Pick out and copy every line below that has the word "style".

>>>>

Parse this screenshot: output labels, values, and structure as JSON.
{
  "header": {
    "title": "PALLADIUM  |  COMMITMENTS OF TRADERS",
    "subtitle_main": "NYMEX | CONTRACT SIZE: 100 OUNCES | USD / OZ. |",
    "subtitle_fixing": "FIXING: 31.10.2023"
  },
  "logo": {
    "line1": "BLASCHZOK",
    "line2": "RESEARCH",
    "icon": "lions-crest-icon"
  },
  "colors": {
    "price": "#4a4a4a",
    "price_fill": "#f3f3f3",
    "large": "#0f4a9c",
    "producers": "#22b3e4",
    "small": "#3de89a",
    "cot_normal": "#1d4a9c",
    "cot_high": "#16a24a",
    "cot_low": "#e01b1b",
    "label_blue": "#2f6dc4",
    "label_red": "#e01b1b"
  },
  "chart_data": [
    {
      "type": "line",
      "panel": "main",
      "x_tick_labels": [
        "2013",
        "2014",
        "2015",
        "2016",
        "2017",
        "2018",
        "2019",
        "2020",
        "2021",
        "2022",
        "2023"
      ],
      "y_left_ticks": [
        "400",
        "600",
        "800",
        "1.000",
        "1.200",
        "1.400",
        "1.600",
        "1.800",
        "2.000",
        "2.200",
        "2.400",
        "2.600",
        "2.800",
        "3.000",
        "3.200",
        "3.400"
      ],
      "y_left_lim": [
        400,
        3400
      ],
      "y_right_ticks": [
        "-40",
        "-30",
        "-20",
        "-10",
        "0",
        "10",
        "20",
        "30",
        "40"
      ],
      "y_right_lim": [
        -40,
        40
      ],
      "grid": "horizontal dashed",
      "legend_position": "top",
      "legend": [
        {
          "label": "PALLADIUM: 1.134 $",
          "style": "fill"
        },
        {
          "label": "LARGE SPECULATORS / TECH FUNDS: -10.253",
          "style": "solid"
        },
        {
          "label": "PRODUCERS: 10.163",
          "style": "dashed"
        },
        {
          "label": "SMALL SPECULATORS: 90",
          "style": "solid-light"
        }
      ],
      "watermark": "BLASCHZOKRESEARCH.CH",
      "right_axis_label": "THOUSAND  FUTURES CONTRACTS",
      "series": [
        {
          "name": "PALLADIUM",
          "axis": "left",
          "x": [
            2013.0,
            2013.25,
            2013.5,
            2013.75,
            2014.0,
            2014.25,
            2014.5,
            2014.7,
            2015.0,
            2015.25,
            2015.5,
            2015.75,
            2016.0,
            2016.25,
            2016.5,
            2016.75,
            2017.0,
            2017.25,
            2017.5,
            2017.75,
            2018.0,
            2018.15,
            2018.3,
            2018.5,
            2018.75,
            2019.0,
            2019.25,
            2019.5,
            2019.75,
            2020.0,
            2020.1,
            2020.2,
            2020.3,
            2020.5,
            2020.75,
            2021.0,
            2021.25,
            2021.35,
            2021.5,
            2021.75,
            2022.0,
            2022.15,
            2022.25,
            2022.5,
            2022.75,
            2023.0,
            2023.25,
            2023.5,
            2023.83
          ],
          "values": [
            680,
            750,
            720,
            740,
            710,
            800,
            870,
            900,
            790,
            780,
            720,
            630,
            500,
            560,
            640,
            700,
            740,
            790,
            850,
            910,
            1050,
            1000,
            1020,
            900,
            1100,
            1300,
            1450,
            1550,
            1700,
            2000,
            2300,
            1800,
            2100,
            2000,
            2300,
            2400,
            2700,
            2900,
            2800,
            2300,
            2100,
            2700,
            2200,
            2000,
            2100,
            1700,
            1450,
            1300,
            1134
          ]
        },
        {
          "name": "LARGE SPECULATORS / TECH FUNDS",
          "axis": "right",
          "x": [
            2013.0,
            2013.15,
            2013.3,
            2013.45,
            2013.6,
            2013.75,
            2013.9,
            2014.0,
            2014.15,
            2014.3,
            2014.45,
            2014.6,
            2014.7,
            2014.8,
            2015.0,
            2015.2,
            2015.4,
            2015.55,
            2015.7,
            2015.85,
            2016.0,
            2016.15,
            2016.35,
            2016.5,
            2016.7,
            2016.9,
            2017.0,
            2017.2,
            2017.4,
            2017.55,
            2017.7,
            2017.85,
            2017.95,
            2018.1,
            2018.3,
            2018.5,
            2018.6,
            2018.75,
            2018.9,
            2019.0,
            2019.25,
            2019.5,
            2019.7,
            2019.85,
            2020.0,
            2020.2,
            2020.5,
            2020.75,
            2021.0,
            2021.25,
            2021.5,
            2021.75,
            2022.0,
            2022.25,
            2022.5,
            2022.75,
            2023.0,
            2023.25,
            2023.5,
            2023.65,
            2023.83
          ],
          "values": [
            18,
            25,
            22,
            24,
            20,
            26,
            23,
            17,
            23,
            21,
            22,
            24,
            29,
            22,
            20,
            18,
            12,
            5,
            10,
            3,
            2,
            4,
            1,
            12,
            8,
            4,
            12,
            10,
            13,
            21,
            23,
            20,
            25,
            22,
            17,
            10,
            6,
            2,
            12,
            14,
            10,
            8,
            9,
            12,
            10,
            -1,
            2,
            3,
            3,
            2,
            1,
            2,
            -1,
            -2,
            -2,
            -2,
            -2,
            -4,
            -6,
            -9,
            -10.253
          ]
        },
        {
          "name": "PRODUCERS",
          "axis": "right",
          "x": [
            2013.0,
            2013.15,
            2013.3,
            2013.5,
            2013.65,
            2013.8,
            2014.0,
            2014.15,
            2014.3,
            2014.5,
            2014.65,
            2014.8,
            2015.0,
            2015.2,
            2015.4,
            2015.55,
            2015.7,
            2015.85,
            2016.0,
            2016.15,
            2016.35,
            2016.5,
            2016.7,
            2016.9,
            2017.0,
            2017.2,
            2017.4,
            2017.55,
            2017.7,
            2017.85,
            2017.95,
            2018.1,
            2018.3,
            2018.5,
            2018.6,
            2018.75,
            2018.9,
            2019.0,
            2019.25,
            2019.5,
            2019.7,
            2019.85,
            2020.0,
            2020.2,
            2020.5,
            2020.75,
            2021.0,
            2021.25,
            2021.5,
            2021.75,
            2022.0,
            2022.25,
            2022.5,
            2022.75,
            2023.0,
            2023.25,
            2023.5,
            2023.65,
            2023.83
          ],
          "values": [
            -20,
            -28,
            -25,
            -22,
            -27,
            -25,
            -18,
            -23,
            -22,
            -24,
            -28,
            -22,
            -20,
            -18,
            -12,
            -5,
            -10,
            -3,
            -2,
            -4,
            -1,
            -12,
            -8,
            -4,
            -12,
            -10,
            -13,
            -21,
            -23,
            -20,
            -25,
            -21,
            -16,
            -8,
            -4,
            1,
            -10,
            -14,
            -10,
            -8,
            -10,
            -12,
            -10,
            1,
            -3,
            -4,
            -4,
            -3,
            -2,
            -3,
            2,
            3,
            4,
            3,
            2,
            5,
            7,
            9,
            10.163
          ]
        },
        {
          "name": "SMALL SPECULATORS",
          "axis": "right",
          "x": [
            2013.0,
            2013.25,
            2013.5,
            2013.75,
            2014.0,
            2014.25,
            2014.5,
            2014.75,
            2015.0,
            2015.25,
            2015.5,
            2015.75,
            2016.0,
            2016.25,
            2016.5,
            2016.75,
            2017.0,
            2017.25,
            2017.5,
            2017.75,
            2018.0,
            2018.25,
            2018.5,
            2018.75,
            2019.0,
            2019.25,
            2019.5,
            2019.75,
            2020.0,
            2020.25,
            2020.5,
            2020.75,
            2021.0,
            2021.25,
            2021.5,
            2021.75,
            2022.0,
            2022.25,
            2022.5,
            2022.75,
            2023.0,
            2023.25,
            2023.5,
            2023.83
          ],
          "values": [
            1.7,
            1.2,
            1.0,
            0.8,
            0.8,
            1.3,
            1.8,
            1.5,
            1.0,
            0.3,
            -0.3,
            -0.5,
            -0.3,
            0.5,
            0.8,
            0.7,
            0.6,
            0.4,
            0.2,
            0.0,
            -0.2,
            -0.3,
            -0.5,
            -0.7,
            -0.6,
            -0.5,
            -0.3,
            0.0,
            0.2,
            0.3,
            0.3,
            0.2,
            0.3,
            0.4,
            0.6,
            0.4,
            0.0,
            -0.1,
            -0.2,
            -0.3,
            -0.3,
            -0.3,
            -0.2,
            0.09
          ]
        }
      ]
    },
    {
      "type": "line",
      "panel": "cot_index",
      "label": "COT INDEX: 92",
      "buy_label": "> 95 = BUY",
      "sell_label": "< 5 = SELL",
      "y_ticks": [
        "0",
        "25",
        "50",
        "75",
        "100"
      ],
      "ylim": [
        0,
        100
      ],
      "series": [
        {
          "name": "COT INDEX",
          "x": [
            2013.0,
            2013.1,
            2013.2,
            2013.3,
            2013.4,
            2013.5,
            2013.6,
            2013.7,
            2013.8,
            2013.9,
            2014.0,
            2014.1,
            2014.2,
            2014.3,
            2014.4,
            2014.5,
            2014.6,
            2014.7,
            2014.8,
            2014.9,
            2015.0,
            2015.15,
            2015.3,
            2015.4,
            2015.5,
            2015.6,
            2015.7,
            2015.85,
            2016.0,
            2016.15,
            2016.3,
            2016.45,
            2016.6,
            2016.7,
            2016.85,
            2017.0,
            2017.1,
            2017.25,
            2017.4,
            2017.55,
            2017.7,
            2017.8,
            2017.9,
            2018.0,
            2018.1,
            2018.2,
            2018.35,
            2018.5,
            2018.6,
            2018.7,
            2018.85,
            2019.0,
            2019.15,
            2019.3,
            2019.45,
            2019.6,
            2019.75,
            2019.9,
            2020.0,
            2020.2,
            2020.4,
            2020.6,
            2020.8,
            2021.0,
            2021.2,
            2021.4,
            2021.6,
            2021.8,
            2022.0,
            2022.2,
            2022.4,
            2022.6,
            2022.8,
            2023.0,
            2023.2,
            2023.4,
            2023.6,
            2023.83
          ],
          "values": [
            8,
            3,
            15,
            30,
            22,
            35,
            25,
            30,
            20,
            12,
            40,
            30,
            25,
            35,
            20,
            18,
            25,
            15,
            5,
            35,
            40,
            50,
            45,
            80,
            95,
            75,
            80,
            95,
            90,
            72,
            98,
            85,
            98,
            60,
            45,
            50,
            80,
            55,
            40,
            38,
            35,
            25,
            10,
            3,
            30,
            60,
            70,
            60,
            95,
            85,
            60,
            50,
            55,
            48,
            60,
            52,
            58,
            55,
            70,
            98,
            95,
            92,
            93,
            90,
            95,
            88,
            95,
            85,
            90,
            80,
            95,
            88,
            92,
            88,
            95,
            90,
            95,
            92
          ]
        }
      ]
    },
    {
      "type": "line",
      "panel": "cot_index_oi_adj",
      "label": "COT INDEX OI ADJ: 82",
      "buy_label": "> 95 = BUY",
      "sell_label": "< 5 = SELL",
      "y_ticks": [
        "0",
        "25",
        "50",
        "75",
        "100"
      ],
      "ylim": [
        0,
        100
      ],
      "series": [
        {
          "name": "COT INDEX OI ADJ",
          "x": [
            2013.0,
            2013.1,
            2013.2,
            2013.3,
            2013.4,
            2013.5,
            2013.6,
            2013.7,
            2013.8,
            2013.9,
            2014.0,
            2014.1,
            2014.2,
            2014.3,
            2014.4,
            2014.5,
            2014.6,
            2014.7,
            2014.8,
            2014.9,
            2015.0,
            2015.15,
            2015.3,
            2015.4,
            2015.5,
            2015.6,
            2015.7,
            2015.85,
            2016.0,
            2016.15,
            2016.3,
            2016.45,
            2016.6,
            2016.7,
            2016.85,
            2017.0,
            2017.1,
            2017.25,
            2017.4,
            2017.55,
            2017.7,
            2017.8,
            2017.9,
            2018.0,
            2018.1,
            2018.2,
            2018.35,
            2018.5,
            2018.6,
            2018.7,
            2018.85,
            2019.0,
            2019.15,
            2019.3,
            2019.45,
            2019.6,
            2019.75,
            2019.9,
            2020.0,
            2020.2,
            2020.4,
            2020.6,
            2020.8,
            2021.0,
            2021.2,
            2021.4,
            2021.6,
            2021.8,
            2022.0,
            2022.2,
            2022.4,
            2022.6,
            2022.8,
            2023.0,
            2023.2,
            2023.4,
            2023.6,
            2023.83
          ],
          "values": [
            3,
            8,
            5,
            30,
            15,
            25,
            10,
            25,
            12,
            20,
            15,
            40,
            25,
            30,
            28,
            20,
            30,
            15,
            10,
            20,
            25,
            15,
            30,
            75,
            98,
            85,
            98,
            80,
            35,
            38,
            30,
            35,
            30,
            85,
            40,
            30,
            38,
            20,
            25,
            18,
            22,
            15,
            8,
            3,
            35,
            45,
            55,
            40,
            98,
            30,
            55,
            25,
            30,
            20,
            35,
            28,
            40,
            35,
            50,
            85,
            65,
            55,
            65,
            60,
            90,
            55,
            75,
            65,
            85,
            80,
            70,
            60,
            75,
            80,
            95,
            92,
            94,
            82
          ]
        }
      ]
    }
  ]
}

<<<<

» Task response
          "style": "fill"
          "style": "solid"
          "style": "dashed"
          "style": "solid-light"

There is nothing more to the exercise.